WRITTEN PROBLEM:
Extract from the listing each line in which the word "name" appears.

================================

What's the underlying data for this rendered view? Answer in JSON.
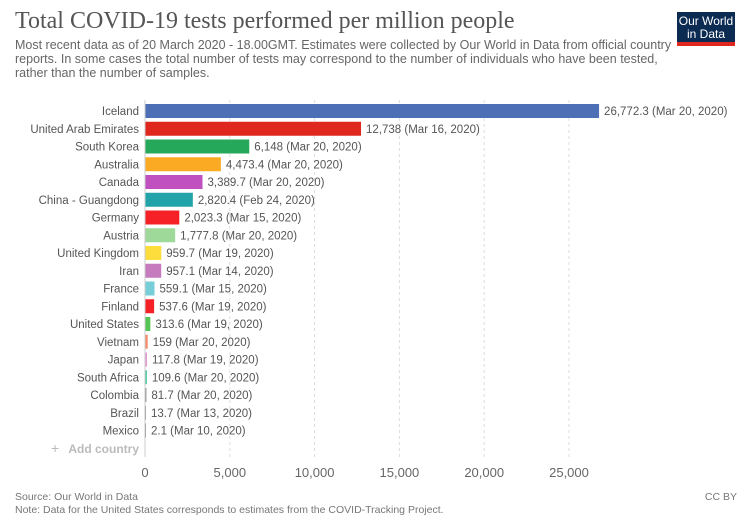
{
  "header": {
    "title": "Total COVID-19 tests performed per million people",
    "subtitle": "Most recent data as of 20 March 2020 - 18.00GMT. Estimates were collected by Our World in Data from official country reports. In some cases the total number of tests may correspond to the number of individuals who have been tested, rather than the number of samples.",
    "logo_line1": "Our World",
    "logo_line2": "in Data"
  },
  "add_country_label": "Add country",
  "footer": {
    "source": "Source: Our World in Data",
    "note": "Note: Data for the United States corresponds to estimates from the COVID-Tracking Project.",
    "license": "CC BY"
  },
  "chart_data": {
    "type": "bar",
    "orientation": "horizontal",
    "title": "Total COVID-19 tests performed per million people",
    "xlabel": "",
    "ylabel": "",
    "xlim": [
      0,
      27000
    ],
    "xticks": [
      0,
      5000,
      10000,
      15000,
      20000,
      25000
    ],
    "xtick_labels": [
      "0",
      "5,000",
      "10,000",
      "15,000",
      "20,000",
      "25,000"
    ],
    "grid": "vertical dashed",
    "categories": [
      "Iceland",
      "United Arab Emirates",
      "South Korea",
      "Australia",
      "Canada",
      "China - Guangdong",
      "Germany",
      "Austria",
      "United Kingdom",
      "Iran",
      "France",
      "Finland",
      "United States",
      "Vietnam",
      "Japan",
      "South Africa",
      "Colombia",
      "Brazil",
      "Mexico"
    ],
    "values": [
      26772.3,
      12738,
      6148,
      4473.4,
      3389.7,
      2820.4,
      2023.3,
      1777.8,
      959.7,
      957.1,
      559.1,
      537.6,
      313.6,
      159,
      117.8,
      109.6,
      81.7,
      13.7,
      2.1
    ],
    "value_labels": [
      "26,772.3 (Mar 20, 2020)",
      "12,738 (Mar 16, 2020)",
      "6,148 (Mar 20, 2020)",
      "4,473.4 (Mar 20, 2020)",
      "3,389.7 (Mar 20, 2020)",
      "2,820.4 (Feb 24, 2020)",
      "2,023.3 (Mar 15, 2020)",
      "1,777.8 (Mar 20, 2020)",
      "959.7 (Mar 19, 2020)",
      "957.1 (Mar 14, 2020)",
      "559.1 (Mar 15, 2020)",
      "537.6 (Mar 19, 2020)",
      "313.6 (Mar 19, 2020)",
      "159 (Mar 20, 2020)",
      "117.8 (Mar 19, 2020)",
      "109.6 (Mar 20, 2020)",
      "81.7 (Mar 20, 2020)",
      "13.7 (Mar 13, 2020)",
      "2.1 (Mar 10, 2020)"
    ],
    "colors": [
      "#4c6fb6",
      "#e0271e",
      "#26a85a",
      "#faab23",
      "#c04fbf",
      "#22a3a9",
      "#f62127",
      "#9ed99a",
      "#fddd3c",
      "#c57bbd",
      "#76cfd8",
      "#f62127",
      "#54c454",
      "#f58b6b",
      "#e597d3",
      "#46c99a",
      "#888888",
      "#888888",
      "#888888"
    ]
  }
}
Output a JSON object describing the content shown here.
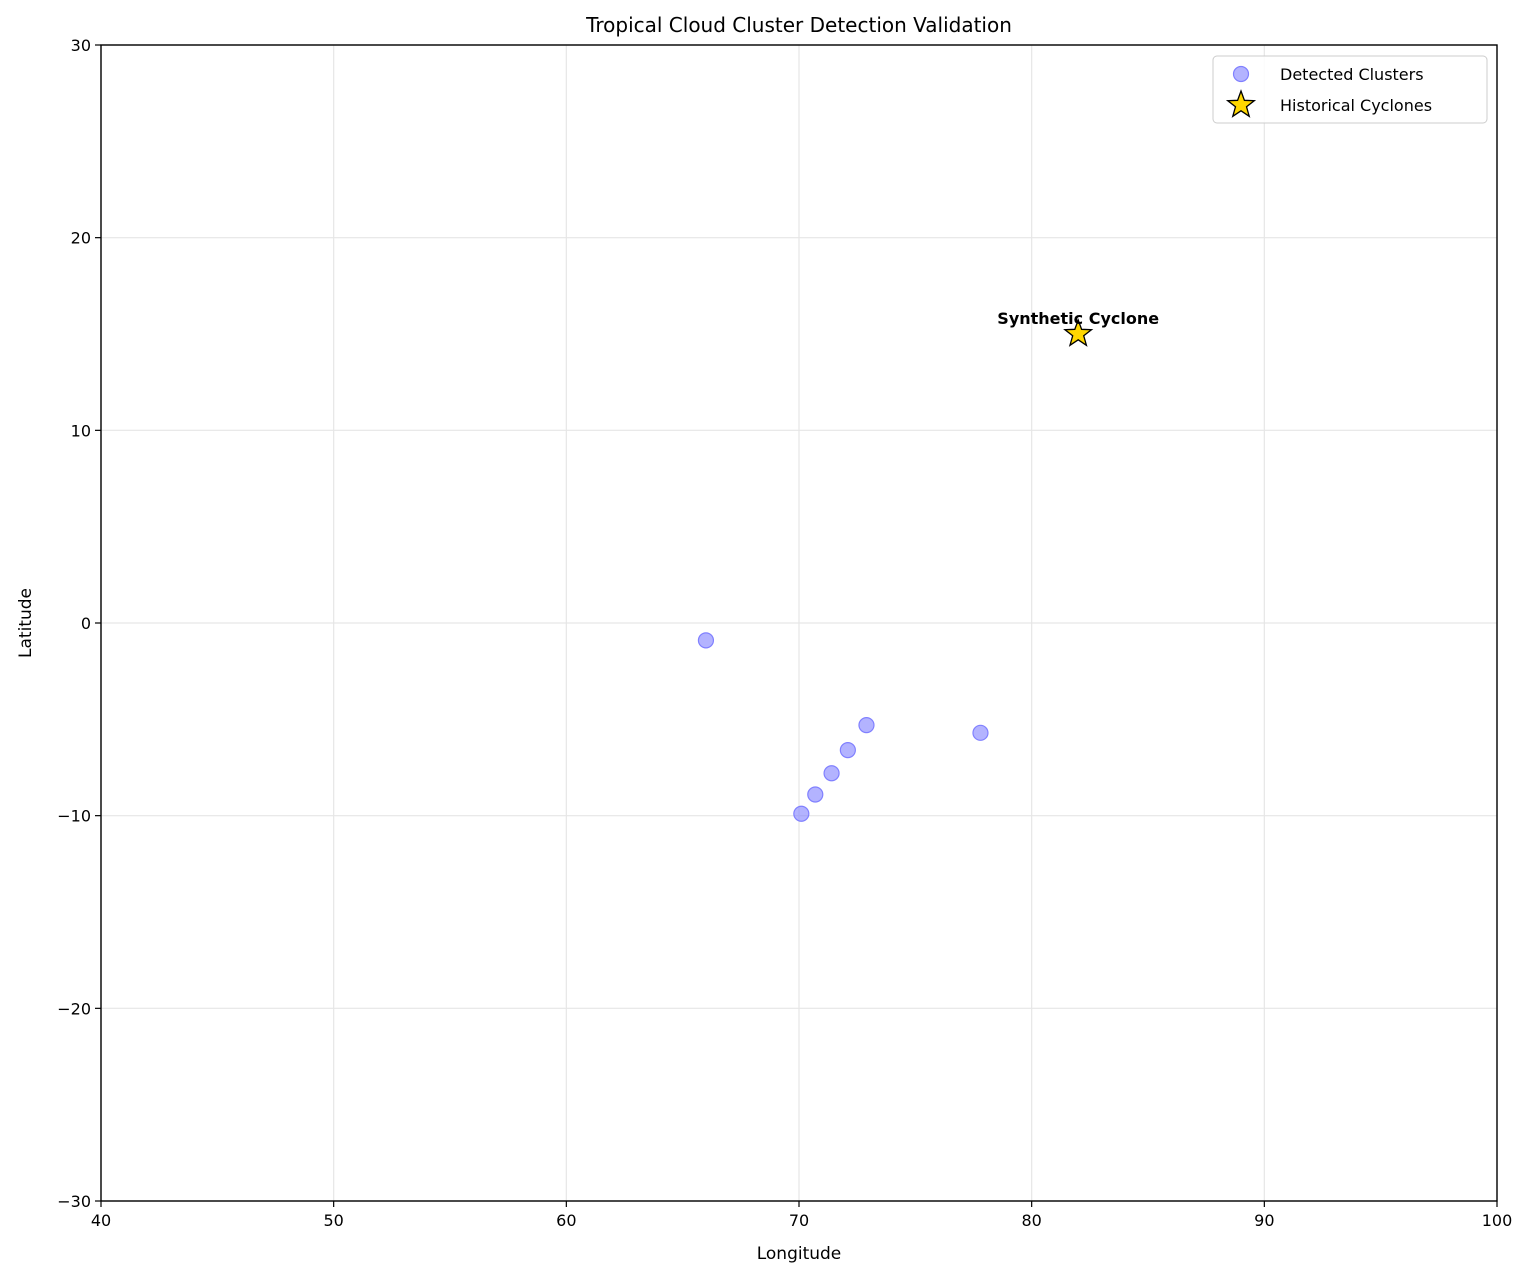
{
  "chart_data": {
    "type": "scatter",
    "title": "Tropical Cloud Cluster Detection Validation",
    "xlabel": "Longitude",
    "ylabel": "Latitude",
    "xlim": [
      40,
      100
    ],
    "ylim": [
      -30,
      30
    ],
    "xticks": [
      40,
      50,
      60,
      70,
      80,
      90,
      100
    ],
    "yticks": [
      -30,
      -20,
      -10,
      0,
      10,
      20,
      30
    ],
    "grid": true,
    "legend_position": "top-right",
    "series": [
      {
        "name": "Detected Clusters",
        "marker": "circle",
        "color": "#8080ff",
        "points": [
          {
            "x": 66.0,
            "y": -0.9
          },
          {
            "x": 70.1,
            "y": -9.9
          },
          {
            "x": 70.7,
            "y": -8.9
          },
          {
            "x": 71.4,
            "y": -7.8
          },
          {
            "x": 72.1,
            "y": -6.6
          },
          {
            "x": 72.9,
            "y": -5.3
          },
          {
            "x": 77.8,
            "y": -5.7
          }
        ]
      },
      {
        "name": "Historical Cyclones",
        "marker": "star",
        "color": "#ffd700",
        "points": [
          {
            "x": 82.0,
            "y": 15.0,
            "label": "Synthetic Cyclone"
          }
        ]
      }
    ]
  }
}
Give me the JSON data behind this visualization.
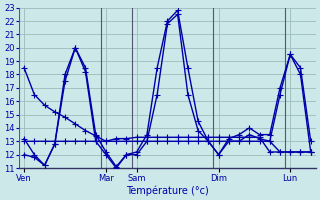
{
  "xlabel": "Température (°c)",
  "bg_color": "#cce8e8",
  "grid_color": "#9bbcbc",
  "line_color": "#0000aa",
  "ylim": [
    11,
    23
  ],
  "yticks": [
    11,
    12,
    13,
    14,
    15,
    16,
    17,
    18,
    19,
    20,
    21,
    22,
    23
  ],
  "x_day_labels": [
    "Ven",
    "Mar",
    "Sam",
    "Dim",
    "Lun"
  ],
  "x_day_positions": [
    0.0,
    8.0,
    11.0,
    19.0,
    26.0
  ],
  "n_points": 29,
  "series1": [
    18.5,
    16.5,
    15.7,
    15.2,
    14.8,
    14.3,
    13.8,
    13.4,
    13.0,
    13.2,
    13.2,
    13.3,
    13.3,
    13.3,
    13.3,
    13.3,
    13.3,
    13.3,
    13.3,
    13.3,
    13.3,
    13.3,
    13.3,
    13.3,
    12.2,
    12.2,
    12.2,
    12.2,
    12.2
  ],
  "series2": [
    13.0,
    13.0,
    13.0,
    13.0,
    13.0,
    13.0,
    13.0,
    13.0,
    13.0,
    13.0,
    13.0,
    13.0,
    13.0,
    13.0,
    13.0,
    13.0,
    13.0,
    13.0,
    13.0,
    13.0,
    13.0,
    13.0,
    13.0,
    13.0,
    13.0,
    12.2,
    12.2,
    12.2,
    12.2
  ],
  "series3": [
    12.0,
    11.8,
    11.2,
    12.8,
    18.0,
    20.0,
    18.5,
    13.5,
    12.2,
    11.1,
    12.0,
    12.2,
    13.5,
    18.5,
    22.0,
    22.8,
    18.5,
    14.5,
    13.0,
    12.0,
    13.2,
    13.5,
    14.0,
    13.5,
    13.5,
    17.0,
    19.5,
    18.5,
    13.0
  ],
  "series4": [
    13.2,
    12.0,
    11.2,
    12.8,
    17.5,
    20.0,
    18.2,
    13.0,
    12.0,
    11.0,
    12.0,
    12.0,
    13.0,
    16.5,
    21.8,
    22.5,
    16.5,
    13.8,
    13.0,
    12.0,
    13.0,
    13.0,
    13.5,
    13.2,
    13.0,
    16.5,
    19.5,
    18.0,
    12.2
  ],
  "marker": "+",
  "markersize": 4,
  "linewidth": 1.0
}
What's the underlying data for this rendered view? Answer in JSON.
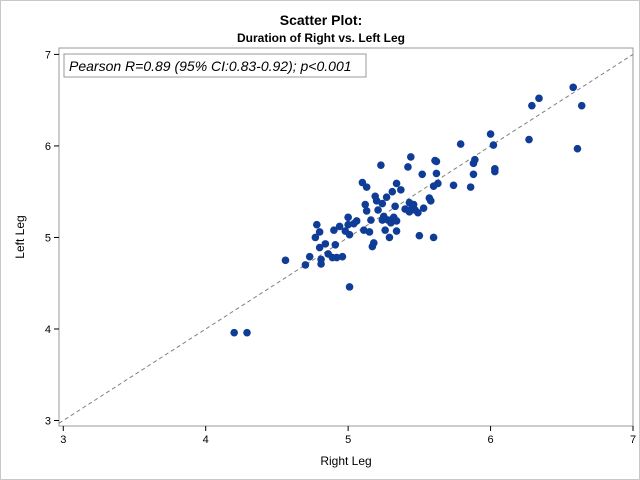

================================

ANSWER TO THIS PROBLEM:
        "name": "Detected Clusters",
        "name": "Historical Cyclones",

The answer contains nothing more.